WORK REQUIRED: Repeat each line exactly, leaving nothing out.

DATA RECORDS:
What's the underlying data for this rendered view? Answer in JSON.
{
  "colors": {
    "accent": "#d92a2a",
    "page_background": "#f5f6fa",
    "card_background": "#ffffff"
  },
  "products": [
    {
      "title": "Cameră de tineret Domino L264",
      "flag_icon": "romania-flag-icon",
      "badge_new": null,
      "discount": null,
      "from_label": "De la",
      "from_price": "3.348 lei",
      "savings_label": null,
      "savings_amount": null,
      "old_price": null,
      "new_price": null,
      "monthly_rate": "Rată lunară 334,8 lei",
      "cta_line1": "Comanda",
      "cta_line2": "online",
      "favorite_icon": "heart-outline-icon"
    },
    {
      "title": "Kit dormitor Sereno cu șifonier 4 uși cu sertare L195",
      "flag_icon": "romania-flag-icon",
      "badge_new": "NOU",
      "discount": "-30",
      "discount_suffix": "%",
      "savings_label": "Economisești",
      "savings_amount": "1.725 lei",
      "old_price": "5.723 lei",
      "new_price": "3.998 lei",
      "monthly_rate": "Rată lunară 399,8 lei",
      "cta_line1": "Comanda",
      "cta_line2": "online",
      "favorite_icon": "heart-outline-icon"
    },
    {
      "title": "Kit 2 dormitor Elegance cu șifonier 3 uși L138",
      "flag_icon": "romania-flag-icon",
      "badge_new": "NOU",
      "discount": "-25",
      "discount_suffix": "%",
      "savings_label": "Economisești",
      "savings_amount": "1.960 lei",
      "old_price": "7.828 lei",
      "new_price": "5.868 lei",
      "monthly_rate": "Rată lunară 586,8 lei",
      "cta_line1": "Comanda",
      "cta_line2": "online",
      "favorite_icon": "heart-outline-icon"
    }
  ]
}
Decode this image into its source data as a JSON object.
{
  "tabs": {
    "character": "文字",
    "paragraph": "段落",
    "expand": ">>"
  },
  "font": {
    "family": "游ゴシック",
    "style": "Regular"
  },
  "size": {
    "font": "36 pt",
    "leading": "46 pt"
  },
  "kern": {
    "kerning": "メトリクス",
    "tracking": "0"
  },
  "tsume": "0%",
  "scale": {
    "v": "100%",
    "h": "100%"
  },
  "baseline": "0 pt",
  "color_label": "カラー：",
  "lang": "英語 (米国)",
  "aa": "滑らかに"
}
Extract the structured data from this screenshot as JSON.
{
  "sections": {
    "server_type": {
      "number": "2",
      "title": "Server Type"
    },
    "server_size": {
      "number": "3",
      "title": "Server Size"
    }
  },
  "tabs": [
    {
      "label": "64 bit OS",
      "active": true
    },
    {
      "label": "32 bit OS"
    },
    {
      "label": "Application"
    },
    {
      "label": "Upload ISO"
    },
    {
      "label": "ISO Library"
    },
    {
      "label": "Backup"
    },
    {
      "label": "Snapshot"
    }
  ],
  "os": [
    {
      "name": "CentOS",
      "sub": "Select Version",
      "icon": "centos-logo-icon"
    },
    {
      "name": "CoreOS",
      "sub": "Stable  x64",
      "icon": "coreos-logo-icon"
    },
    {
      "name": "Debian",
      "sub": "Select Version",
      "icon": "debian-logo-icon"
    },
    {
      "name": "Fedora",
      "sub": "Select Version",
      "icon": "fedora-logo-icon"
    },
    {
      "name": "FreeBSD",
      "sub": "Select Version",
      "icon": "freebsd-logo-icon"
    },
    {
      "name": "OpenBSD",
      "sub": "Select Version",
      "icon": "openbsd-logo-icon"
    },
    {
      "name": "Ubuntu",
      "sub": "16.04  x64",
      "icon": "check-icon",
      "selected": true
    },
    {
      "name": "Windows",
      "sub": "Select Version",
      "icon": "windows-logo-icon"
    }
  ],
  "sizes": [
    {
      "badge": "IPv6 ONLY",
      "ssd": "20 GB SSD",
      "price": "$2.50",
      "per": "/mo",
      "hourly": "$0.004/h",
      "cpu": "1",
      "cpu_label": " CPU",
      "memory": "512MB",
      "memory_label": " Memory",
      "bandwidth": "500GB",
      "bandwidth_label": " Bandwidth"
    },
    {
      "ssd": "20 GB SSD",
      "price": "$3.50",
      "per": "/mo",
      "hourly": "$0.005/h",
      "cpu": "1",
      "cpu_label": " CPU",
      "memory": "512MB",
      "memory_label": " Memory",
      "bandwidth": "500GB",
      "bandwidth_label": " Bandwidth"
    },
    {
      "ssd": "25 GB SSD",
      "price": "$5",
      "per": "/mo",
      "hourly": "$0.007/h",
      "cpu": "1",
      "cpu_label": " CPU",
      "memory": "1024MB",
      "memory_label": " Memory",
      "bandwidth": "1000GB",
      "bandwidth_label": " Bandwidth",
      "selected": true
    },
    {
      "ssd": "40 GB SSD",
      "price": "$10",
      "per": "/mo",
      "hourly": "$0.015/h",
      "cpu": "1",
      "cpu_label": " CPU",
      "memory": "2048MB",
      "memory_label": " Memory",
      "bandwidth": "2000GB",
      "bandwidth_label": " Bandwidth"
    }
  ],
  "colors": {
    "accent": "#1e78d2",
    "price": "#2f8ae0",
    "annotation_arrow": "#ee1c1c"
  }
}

OUTPUT:
What's the underlying data for this rendered view? Answer in JSON.
{
  "colors": {
    "accent": "#d92a2a",
    "page_background": "#f5f6fa",
    "card_background": "#ffffff"
  },
  "products": [
    {
      "title": "Cameră de tineret Domino L264",
      "flag_icon": "romania-flag-icon",
      "badge_new": null,
      "discount": null,
      "from_label": "De la",
      "from_price": "3.348 lei",
      "savings_label": null,
      "savings_amount": null,
      "old_price": null,
      "new_price": null,
      "monthly_rate": "Rată lunară 334,8 lei",
      "cta_line1": "Comanda",
      "cta_line2": "online",
      "favorite_icon": "heart-outline-icon"
    },
    {
      "title": "Kit dormitor Sereno cu șifonier 4 uși cu sertare L195",
      "flag_icon": "romania-flag-icon",
      "badge_new": "NOU",
      "discount": "-30",
      "discount_suffix": "%",
      "savings_label": "Economisești",
      "savings_amount": "1.725 lei",
      "old_price": "5.723 lei",
      "new_price": "3.998 lei",
      "monthly_rate": "Rată lunară 399,8 lei",
      "cta_line1": "Comanda",
      "cta_line2": "online",
      "favorite_icon": "heart-outline-icon"
    },
    {
      "title": "Kit 2 dormitor Elegance cu șifonier 3 uși L138",
      "flag_icon": "romania-flag-icon",
      "badge_new": "NOU",
      "discount": "-25",
      "discount_suffix": "%",
      "savings_label": "Economisești",
      "savings_amount": "1.960 lei",
      "old_price": "7.828 lei",
      "new_price": "5.868 lei",
      "monthly_rate": "Rată lunară 586,8 lei",
      "cta_line1": "Comanda",
      "cta_line2": "online",
      "favorite_icon": "heart-outline-icon"
    }
  ]
}
Decode this image into its source data as a JSON object.
{
  "tabs": {
    "character": "文字",
    "paragraph": "段落",
    "expand": ">>"
  },
  "font": {
    "family": "游ゴシック",
    "style": "Regular"
  },
  "size": {
    "font": "36 pt",
    "leading": "46 pt"
  },
  "kern": {
    "kerning": "メトリクス",
    "tracking": "0"
  },
  "tsume": "0%",
  "scale": {
    "v": "100%",
    "h": "100%"
  },
  "baseline": "0 pt",
  "color_label": "カラー：",
  "lang": "英語 (米国)",
  "aa": "滑らかに"
}
Extract the structured data from this screenshot as JSON.
{
  "sections": {
    "server_type": {
      "number": "2",
      "title": "Server Type"
    },
    "server_size": {
      "number": "3",
      "title": "Server Size"
    }
  },
  "tabs": [
    {
      "label": "64 bit OS",
      "active": true
    },
    {
      "label": "32 bit OS"
    },
    {
      "label": "Application"
    },
    {
      "label": "Upload ISO"
    },
    {
      "label": "ISO Library"
    },
    {
      "label": "Backup"
    },
    {
      "label": "Snapshot"
    }
  ],
  "os": [
    {
      "name": "CentOS",
      "sub": "Select Version",
      "icon": "centos-logo-icon"
    },
    {
      "name": "CoreOS",
      "sub": "Stable  x64",
      "icon": "coreos-logo-icon"
    },
    {
      "name": "Debian",
      "sub": "Select Version",
      "icon": "debian-logo-icon"
    },
    {
      "name": "Fedora",
      "sub": "Select Version",
      "icon": "fedora-logo-icon"
    },
    {
      "name": "FreeBSD",
      "sub": "Select Version",
      "icon": "freebsd-logo-icon"
    },
    {
      "name": "OpenBSD",
      "sub": "Select Version",
      "icon": "openbsd-logo-icon"
    },
    {
      "name": "Ubuntu",
      "sub": "16.04  x64",
      "icon": "check-icon",
      "selected": true
    },
    {
      "name": "Windows",
      "sub": "Select Version",
      "icon": "windows-logo-icon"
    }
  ],
  "sizes": [
    {
      "badge": "IPv6 ONLY",
      "ssd": "20 GB SSD",
      "price": "$2.50",
      "per": "/mo",
      "hourly": "$0.004/h",
      "cpu": "1",
      "cpu_label": " CPU",
      "memory": "512MB",
      "memory_label": " Memory",
      "bandwidth": "500GB",
      "bandwidth_label": " Bandwidth"
    },
    {
      "ssd": "20 GB SSD",
      "price": "$3.50",
      "per": "/mo",
      "hourly": "$0.005/h",
      "cpu": "1",
      "cpu_label": " CPU",
      "memory": "512MB",
      "memory_label": " Memory",
      "bandwidth": "500GB",
      "bandwidth_label": " Bandwidth"
    },
    {
      "ssd": "25 GB SSD",
      "price": "$5",
      "per": "/mo",
      "hourly": "$0.007/h",
      "cpu": "1",
      "cpu_label": " CPU",
      "memory": "1024MB",
      "memory_label": " Memory",
      "bandwidth": "1000GB",
      "bandwidth_label": " Bandwidth",
      "selected": true
    },
    {
      "ssd": "40 GB SSD",
      "price": "$10",
      "per": "/mo",
      "hourly": "$0.015/h",
      "cpu": "1",
      "cpu_label": " CPU",
      "memory": "2048MB",
      "memory_label": " Memory",
      "bandwidth": "2000GB",
      "bandwidth_label": " Bandwidth"
    }
  ],
  "colors": {
    "accent": "#1e78d2",
    "price": "#2f8ae0",
    "annotation_arrow": "#ee1c1c"
  }
}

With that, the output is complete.